- Shopping for the new apartment: MsCaroline is - unlike her highly talented interior designer sister-in-law - not particularly gifted in the home decorating department. Her decorating style can best be described as 'eclectic' ( the kind of 'eclectic' that means 'weird,' not the kind of 'eclectic' that means 'charming.') Oh, she makes an effort, but she realizes that the best she can probably ever hope for is 'neat and clean.' Nonetheless, she really does try to create a warm and pleasant atmosphere in her home, which has been a bit of a challenge in the new apartment. In the first place, the apartment is entirely wallpapered in white wallpaper(why white? why not off-white?), and the blinds on all the windows are also white. In theory, this would lend itself to a 'fresh and airy' palette. In reality, though, since MsCaroline's furniture is all Dark and Gloomy Leather and Wood (well, it looked good in our last house), the effect is somewhat stark, sort of like a bad black-and-white photograph. MsCaroline - who repeats that she is no design expert - dimly realizes that she needs something to soften the sharp contrasts of the room and warm them up, and had been (vainly) searching for curtains and cushions in in Seoul that matched both her taste and her budget. Unfortunately, the items available in her price range all tended to be made of fabrics shot through with glittery gold and/or silver threads, which are not MsCaroline's thing at all. As a result, when she stumbled upon these curtains and these cushions on sale in a Pier One store in the US, she immediately bought them. (As she later reflected on FaceBook, the irony of buying Asian imports in a store in the US to ship back to her apartment in Asia was not lost on her. But she did it anyway.)

-- Data for review --
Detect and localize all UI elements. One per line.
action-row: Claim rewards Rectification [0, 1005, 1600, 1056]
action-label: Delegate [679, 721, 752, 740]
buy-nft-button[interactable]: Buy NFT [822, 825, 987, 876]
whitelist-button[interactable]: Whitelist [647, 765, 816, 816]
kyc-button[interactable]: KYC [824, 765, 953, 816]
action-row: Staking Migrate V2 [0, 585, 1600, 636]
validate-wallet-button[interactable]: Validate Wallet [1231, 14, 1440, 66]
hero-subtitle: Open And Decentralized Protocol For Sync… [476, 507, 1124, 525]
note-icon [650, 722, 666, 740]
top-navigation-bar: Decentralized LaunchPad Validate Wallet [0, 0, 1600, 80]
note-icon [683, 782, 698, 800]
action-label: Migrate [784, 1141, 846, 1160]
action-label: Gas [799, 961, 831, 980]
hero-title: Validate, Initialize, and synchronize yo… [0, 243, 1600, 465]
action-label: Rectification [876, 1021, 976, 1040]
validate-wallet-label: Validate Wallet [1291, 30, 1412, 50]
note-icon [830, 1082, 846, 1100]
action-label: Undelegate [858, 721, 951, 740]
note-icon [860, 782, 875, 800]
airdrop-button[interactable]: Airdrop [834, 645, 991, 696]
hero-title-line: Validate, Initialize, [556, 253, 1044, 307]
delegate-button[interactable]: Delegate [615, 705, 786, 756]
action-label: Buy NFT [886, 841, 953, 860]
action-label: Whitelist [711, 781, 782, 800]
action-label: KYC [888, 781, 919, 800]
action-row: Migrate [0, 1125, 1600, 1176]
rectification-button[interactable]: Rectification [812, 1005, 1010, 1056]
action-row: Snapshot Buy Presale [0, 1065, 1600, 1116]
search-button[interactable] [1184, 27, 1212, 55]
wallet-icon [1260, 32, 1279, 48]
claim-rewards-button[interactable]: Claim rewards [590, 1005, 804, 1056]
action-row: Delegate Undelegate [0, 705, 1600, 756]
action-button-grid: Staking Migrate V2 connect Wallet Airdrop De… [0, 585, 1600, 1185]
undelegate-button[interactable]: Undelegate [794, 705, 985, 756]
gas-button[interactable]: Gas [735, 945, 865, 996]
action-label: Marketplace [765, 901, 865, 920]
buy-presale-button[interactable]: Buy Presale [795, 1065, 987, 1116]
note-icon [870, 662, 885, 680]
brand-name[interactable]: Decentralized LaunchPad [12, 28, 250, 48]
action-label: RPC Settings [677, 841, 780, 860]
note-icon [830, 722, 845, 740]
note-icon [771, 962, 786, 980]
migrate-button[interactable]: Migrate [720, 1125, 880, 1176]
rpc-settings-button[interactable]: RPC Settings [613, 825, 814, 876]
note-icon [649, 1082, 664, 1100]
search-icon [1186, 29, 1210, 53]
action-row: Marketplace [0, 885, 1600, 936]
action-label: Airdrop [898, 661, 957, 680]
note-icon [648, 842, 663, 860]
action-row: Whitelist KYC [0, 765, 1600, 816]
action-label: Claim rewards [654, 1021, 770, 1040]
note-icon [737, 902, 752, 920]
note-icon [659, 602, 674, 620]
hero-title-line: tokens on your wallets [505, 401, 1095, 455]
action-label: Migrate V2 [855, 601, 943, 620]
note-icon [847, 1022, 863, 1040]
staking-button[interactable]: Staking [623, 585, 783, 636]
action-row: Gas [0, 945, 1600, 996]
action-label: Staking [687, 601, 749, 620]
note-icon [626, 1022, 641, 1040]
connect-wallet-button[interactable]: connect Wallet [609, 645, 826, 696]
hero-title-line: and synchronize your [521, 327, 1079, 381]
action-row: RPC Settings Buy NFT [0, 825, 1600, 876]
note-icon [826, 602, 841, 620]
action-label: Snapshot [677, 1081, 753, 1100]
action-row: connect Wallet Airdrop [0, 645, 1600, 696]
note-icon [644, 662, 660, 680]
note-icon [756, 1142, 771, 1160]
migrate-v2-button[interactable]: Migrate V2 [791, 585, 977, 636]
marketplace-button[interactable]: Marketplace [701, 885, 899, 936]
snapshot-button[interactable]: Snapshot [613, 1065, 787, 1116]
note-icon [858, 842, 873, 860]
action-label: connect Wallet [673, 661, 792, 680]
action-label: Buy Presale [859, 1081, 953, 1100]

-- What is needed --
Give each distinct word or phrase that the passage about decorating the new apartment encloses in single quotation marks, listing each one once.

-- Exercise solution --
- eclectic
- weird
- charming
- neat and clean
- fresh and airy